◆ Selected extract ◆
There may have been an original Jewish race that may have primarily lived in one region and later spread but I don't think racism applies to Jewish people today becasue they're not a race.
The last bolded part is true but I dont believe it really applies in this case. Whether race is fallacious or not I think it's obvious that you can't classify the Falasha jews and Ashkenazi jews as the same group. They dont even live in close proximity. One group is African and the other is traditionally European. The only common denominator is that they both follow the Jewish religion.

◆ Short exercise A ◆
Extract the passage from the comment on race and Jewish identity that starts at "The last bolded" and ends at "the Jewish religion.".
◆ Short exercise B ◆
Answer these questions using the comment on race and Jewish identity:
(i) What reason does the writer give for thinking racism does not apply to Jewish people today?
(ii) Which two groups of Jews does the writer say cannot be classified as the same group?
(iii) What does the writer call the only common denominator between those two groups?
The records that follow are separate material and are not connected to the comment on race and Jewish identity.

◆ Provided material ◆
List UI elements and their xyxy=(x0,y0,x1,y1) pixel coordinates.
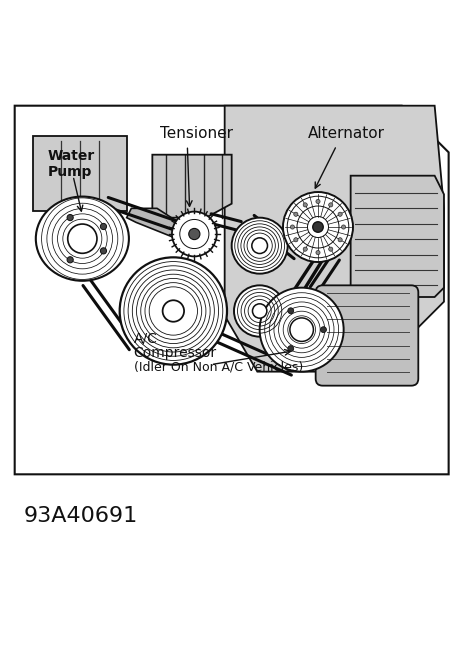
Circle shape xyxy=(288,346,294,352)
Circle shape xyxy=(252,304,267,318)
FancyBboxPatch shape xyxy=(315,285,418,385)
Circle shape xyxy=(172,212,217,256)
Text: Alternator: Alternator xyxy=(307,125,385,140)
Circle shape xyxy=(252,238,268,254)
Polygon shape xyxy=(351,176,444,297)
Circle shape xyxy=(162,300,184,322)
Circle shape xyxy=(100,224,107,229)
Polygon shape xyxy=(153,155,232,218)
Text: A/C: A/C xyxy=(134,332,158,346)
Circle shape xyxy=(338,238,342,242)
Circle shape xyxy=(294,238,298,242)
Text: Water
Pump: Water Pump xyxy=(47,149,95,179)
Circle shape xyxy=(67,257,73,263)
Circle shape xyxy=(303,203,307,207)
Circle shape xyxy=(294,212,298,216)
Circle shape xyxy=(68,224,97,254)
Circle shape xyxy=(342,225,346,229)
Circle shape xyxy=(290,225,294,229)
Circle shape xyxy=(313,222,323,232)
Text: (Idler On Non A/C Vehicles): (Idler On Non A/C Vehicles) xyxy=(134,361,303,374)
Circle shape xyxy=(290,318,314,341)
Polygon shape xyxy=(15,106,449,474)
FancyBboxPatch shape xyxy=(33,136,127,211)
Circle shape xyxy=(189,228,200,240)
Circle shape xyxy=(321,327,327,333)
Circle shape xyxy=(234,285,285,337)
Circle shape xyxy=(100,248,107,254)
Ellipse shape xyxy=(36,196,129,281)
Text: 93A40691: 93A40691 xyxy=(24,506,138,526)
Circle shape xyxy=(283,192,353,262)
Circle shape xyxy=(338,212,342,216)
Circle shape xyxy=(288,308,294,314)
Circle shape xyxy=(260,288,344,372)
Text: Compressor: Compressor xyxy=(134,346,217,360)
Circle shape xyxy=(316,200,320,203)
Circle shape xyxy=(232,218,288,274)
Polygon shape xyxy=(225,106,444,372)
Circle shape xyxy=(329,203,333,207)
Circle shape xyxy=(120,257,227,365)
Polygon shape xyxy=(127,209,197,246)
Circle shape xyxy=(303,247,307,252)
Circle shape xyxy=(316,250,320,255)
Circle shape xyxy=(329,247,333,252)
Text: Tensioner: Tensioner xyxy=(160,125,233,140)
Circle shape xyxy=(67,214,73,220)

* * *

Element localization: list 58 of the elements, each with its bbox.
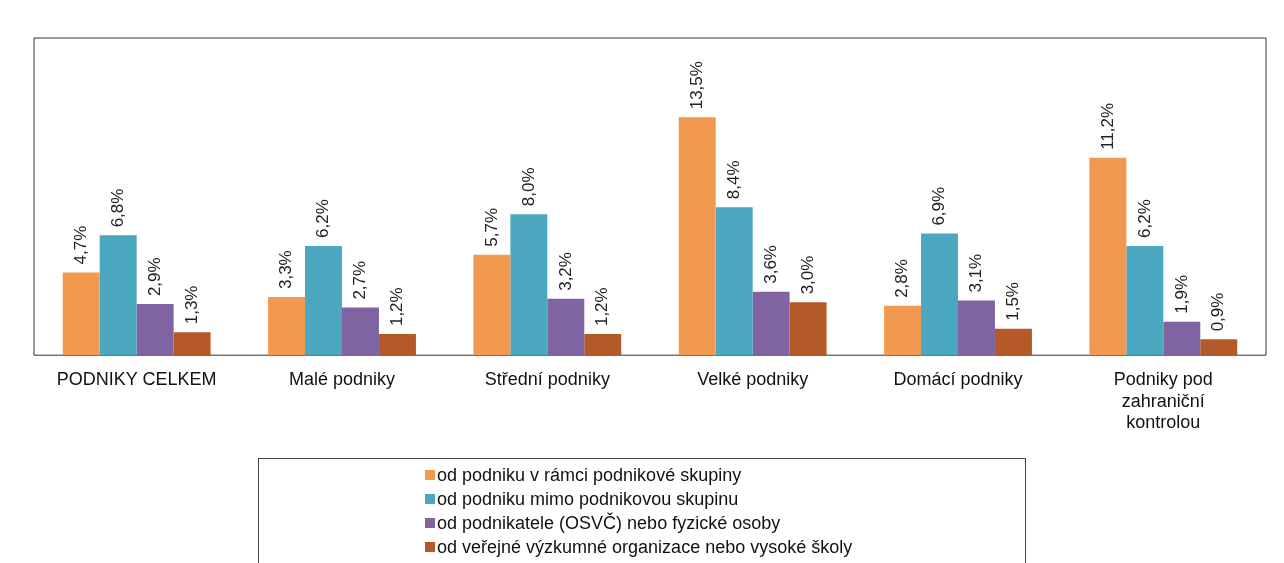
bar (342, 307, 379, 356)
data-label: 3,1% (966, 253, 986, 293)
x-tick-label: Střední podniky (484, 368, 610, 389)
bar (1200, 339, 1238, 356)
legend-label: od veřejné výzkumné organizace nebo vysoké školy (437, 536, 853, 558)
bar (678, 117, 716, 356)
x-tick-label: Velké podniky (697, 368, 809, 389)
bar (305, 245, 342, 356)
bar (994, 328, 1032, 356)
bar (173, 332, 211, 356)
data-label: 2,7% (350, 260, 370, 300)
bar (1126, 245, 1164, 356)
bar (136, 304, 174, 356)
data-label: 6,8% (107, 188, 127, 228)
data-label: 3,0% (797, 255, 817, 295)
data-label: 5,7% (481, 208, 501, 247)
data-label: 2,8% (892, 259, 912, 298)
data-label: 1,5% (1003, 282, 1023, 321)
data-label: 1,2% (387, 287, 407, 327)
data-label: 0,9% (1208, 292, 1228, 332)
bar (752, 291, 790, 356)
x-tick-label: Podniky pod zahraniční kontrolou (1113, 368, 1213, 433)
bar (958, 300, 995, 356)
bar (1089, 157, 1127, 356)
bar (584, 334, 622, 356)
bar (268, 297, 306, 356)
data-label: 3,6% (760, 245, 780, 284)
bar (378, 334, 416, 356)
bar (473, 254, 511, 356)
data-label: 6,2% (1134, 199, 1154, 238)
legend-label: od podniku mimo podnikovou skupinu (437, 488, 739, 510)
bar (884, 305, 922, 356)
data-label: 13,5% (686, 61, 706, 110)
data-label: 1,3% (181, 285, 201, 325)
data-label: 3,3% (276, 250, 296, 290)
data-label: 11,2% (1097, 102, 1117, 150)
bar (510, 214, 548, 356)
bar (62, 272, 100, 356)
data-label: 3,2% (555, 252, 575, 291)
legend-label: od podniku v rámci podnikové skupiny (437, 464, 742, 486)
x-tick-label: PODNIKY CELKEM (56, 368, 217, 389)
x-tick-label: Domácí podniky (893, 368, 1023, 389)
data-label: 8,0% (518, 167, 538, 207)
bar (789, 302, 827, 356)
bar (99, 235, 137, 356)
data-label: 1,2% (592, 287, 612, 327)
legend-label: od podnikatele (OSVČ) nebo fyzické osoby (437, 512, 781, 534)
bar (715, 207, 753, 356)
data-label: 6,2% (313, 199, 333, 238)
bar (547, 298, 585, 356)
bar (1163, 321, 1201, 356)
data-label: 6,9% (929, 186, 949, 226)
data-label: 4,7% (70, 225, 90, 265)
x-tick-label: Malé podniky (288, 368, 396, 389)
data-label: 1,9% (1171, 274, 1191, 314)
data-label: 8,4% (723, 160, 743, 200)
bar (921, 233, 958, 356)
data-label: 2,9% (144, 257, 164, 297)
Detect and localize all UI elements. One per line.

--

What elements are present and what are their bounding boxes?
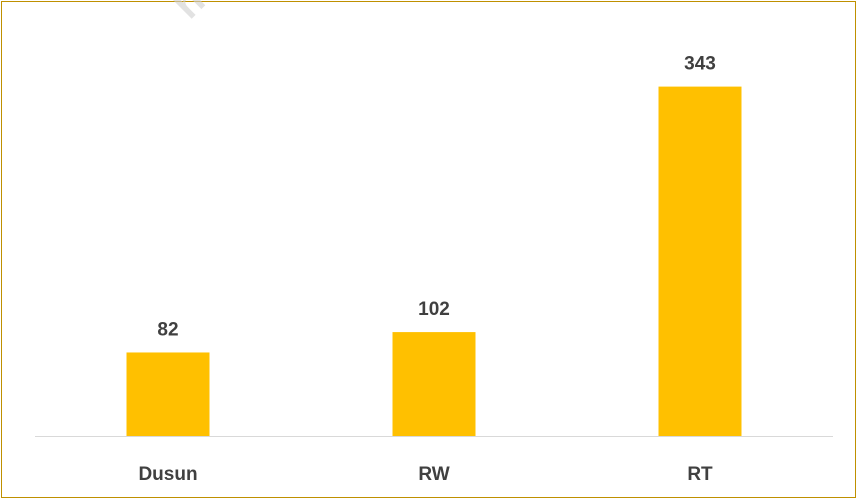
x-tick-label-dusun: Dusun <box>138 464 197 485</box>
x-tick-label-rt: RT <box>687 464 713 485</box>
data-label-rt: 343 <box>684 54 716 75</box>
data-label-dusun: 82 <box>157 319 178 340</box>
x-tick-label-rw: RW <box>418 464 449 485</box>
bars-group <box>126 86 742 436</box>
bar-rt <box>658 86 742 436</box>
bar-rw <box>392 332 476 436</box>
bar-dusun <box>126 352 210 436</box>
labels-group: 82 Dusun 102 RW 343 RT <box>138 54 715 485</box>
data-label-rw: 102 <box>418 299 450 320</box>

◆ Correct answer A ◆
The last bolded part is true but I dont believe it really applies in this case. Whether race is fallacious or not I think it's obvious that you can't classify the Falasha jews and Ashkenazi jews as the same group. They dont even live in close proximity. One group is African and the other is traditionally European. The only common denominator is that they both follow the Jewish religion.

◆ Correct answer B ◆
(i) The writer says they are not a race.
(ii) The Falasha Jews and the Ashkenazi Jews.
(iii) They both follow the Jewish religion.